*Your goal*.
Scan the records below. List lines holding "страничната".

(Dataset items)
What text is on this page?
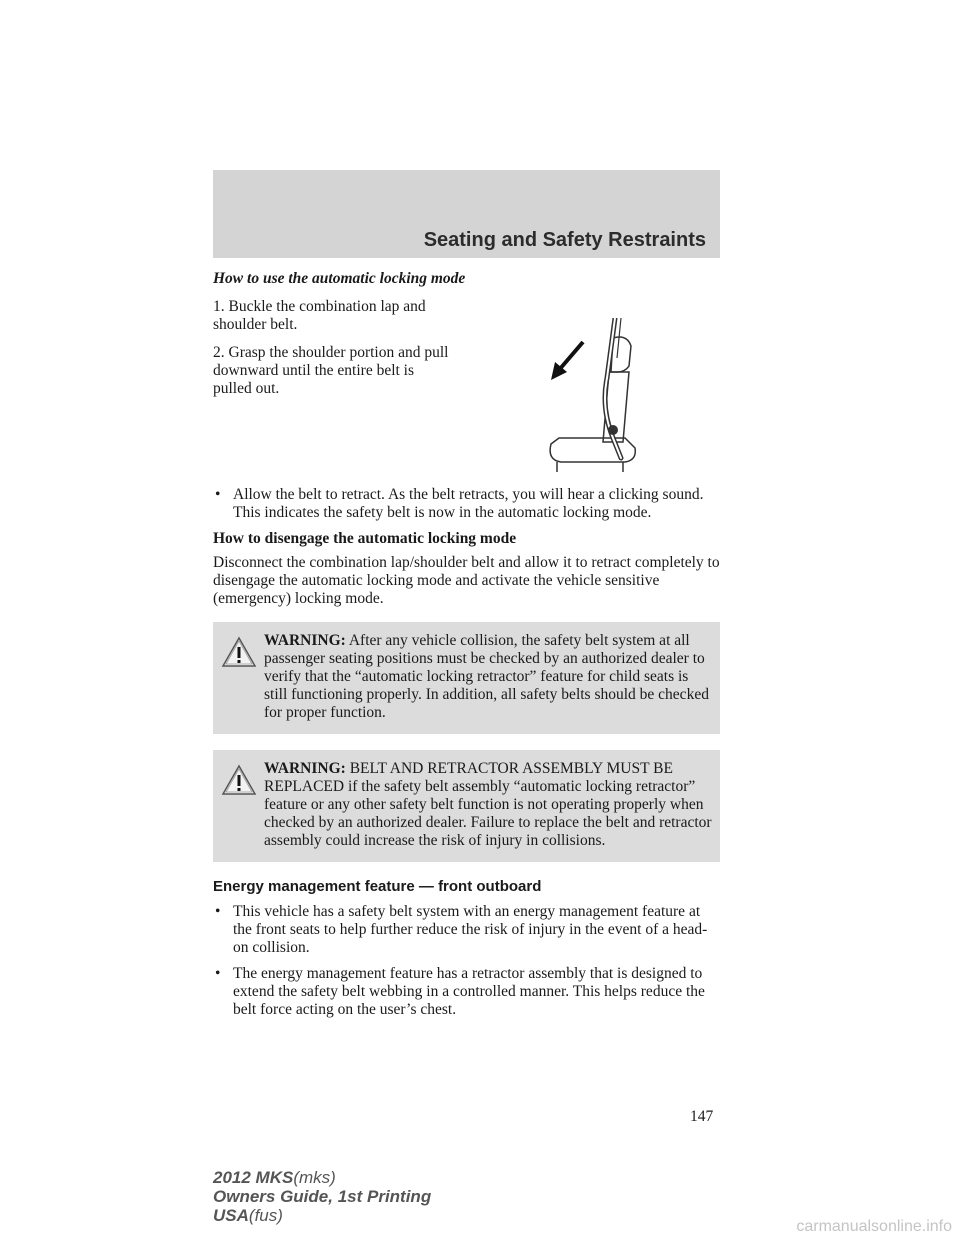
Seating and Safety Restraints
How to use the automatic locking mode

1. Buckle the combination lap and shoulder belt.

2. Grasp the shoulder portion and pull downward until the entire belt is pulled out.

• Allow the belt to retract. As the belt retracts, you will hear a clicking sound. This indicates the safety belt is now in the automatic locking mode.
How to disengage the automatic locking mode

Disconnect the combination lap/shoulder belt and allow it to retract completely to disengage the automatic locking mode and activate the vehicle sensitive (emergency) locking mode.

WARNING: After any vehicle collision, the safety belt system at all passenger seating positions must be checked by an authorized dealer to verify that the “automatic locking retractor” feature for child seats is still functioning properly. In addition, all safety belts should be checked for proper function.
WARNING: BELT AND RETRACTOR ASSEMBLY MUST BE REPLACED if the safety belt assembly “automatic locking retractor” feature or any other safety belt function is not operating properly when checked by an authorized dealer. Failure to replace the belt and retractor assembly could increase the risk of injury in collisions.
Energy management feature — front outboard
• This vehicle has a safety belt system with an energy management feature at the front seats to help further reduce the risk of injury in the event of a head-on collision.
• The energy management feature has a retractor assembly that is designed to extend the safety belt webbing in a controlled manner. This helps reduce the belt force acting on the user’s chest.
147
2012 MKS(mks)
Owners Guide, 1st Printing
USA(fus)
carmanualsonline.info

* * *

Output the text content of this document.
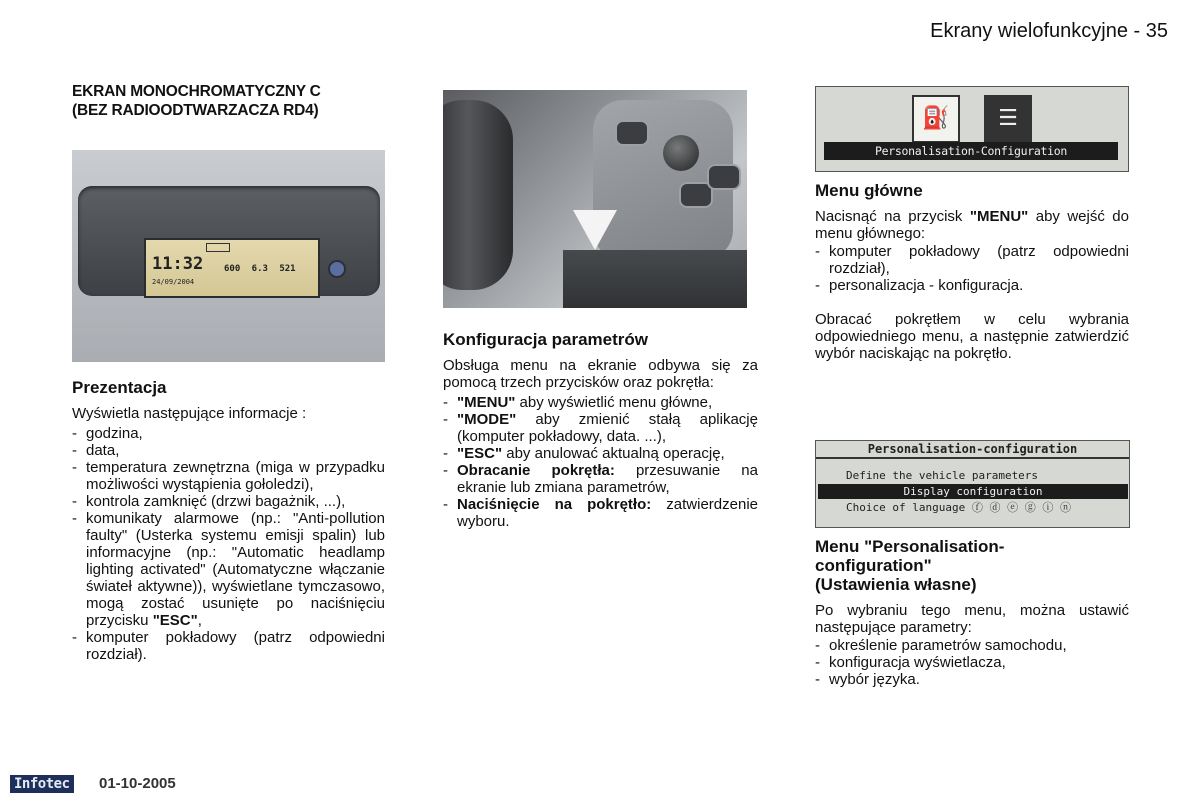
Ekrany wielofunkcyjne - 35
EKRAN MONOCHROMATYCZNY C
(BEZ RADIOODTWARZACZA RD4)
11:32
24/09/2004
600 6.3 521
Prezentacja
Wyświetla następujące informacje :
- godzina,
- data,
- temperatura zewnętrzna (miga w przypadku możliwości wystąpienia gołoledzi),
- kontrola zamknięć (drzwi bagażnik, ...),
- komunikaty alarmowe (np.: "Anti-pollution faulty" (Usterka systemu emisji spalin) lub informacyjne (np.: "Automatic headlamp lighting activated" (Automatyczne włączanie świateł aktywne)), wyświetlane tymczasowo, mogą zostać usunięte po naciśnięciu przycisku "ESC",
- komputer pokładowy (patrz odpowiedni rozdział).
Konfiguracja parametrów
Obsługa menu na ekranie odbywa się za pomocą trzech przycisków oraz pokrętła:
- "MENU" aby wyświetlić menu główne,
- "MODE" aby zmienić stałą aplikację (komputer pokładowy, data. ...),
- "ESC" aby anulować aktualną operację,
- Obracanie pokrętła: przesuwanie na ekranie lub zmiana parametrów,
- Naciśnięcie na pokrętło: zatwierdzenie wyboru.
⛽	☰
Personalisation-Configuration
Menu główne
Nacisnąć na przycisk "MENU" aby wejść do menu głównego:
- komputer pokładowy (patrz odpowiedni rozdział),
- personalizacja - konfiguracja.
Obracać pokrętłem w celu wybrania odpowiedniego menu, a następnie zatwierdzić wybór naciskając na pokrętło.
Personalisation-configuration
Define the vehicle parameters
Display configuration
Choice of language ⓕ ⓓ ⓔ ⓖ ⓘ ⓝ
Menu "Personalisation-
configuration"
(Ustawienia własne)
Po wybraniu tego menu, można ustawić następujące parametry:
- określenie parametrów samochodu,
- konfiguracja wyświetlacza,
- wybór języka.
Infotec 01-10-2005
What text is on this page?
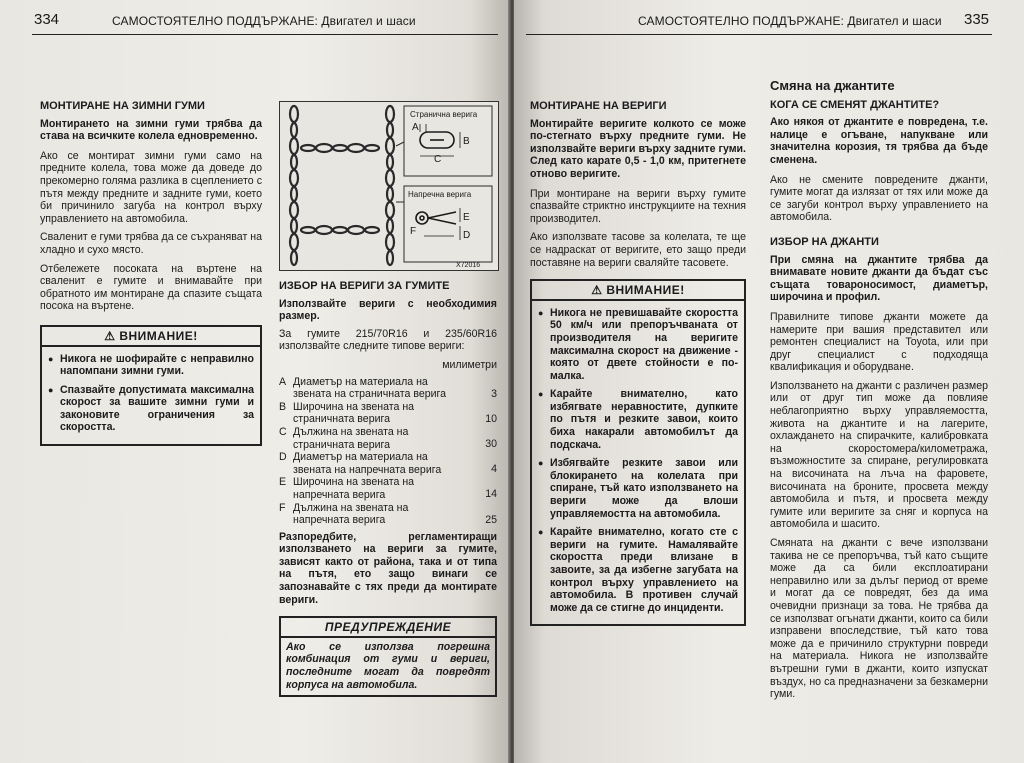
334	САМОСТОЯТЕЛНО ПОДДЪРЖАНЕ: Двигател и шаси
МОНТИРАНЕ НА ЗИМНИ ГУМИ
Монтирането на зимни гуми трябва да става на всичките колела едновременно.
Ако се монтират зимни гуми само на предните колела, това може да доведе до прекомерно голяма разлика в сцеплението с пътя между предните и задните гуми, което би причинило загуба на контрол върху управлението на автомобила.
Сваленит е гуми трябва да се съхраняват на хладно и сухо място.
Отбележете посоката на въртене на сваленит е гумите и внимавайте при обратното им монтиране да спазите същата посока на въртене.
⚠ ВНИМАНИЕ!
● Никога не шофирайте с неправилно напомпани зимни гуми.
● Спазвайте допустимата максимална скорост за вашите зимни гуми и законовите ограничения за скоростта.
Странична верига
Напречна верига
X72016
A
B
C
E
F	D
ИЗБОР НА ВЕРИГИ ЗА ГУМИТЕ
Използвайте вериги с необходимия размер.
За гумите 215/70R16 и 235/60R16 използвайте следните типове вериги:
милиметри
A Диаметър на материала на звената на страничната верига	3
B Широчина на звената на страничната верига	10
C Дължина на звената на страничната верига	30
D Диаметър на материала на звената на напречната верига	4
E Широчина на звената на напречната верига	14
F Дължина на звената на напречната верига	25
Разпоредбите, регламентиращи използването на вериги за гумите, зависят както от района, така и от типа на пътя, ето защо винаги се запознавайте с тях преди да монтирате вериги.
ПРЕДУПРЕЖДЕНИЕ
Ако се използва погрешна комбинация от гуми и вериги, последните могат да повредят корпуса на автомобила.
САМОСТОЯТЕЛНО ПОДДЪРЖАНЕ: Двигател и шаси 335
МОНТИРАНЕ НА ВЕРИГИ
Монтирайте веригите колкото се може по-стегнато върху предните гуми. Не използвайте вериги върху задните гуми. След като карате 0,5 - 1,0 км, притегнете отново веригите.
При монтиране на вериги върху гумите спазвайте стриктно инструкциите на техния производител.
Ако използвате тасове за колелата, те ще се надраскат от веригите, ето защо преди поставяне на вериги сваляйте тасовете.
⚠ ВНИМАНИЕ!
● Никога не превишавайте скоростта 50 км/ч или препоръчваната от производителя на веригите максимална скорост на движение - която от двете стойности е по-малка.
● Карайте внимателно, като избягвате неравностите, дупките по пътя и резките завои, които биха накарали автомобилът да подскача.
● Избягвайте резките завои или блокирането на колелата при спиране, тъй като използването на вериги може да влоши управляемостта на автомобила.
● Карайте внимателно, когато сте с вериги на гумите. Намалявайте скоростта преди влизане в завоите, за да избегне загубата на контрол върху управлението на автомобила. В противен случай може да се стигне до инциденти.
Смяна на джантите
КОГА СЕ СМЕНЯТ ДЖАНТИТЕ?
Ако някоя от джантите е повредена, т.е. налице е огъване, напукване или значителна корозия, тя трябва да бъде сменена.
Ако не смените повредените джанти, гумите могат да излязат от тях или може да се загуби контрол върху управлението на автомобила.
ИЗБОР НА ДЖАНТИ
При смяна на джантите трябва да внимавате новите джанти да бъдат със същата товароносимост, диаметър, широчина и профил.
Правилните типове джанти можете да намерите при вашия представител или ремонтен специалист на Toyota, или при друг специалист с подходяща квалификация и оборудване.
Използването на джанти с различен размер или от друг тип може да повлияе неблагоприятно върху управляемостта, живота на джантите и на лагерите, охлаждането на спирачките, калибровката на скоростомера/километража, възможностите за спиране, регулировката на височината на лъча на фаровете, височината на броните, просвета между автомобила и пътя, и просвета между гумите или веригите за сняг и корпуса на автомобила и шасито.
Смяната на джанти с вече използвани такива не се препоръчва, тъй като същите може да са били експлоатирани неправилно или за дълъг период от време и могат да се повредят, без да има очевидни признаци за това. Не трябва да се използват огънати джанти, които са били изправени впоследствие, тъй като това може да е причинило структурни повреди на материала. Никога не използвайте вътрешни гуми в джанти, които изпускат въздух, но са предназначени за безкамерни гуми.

*Exercise response*.
A Диаметър на материала на звената на страничната верига	3
B Широчина на звената на страничната верига	10
C Дължина на звената на страничната верига	30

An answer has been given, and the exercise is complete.